## WHAT TO PRODUCE
Your task is to print all of the material verbatim.

*****

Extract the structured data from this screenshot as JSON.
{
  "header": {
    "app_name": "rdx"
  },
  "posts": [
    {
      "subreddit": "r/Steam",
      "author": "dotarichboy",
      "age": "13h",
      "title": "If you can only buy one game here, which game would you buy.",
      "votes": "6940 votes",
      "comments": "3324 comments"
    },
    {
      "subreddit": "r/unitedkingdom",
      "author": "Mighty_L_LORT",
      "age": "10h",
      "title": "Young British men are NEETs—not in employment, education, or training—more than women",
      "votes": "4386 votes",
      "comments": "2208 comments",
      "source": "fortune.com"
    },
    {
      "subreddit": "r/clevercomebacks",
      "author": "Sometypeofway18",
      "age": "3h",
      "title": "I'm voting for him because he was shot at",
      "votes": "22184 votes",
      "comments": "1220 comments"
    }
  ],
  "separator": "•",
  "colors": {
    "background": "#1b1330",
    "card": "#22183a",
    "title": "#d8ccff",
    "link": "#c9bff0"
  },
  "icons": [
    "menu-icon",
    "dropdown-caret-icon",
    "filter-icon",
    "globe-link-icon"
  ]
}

*****

## ANSWER TO THIS PROBLEM
Extract the structured data from this screenshot as JSON.
{
  "header": {
    "app_name": "rdx"
  },
  "posts": [
    {
      "subreddit": "r/Steam",
      "author": "dotarichboy",
      "age": "13h",
      "title": "If you can only buy one game here, which game would you buy.",
      "votes": "6940 votes",
      "comments": "3324 comments"
    },
    {
      "subreddit": "r/unitedkingdom",
      "author": "Mighty_L_LORT",
      "age": "10h",
      "title": "Young British men are NEETs—not in employment, education, or training—more than women",
      "votes": "4386 votes",
      "comments": "2208 comments",
      "source": "fortune.com"
    },
    {
      "subreddit": "r/clevercomebacks",
      "author": "Sometypeofway18",
      "age": "3h",
      "title": "I'm voting for him because he was shot at",
      "votes": "22184 votes",
      "comments": "1220 comments"
    }
  ],
  "separator": "•",
  "colors": {
    "background": "#1b1330",
    "card": "#22183a",
    "title": "#d8ccff",
    "link": "#c9bff0"
  },
  "icons": [
    "menu-icon",
    "dropdown-caret-icon",
    "filter-icon",
    "globe-link-icon"
  ]
}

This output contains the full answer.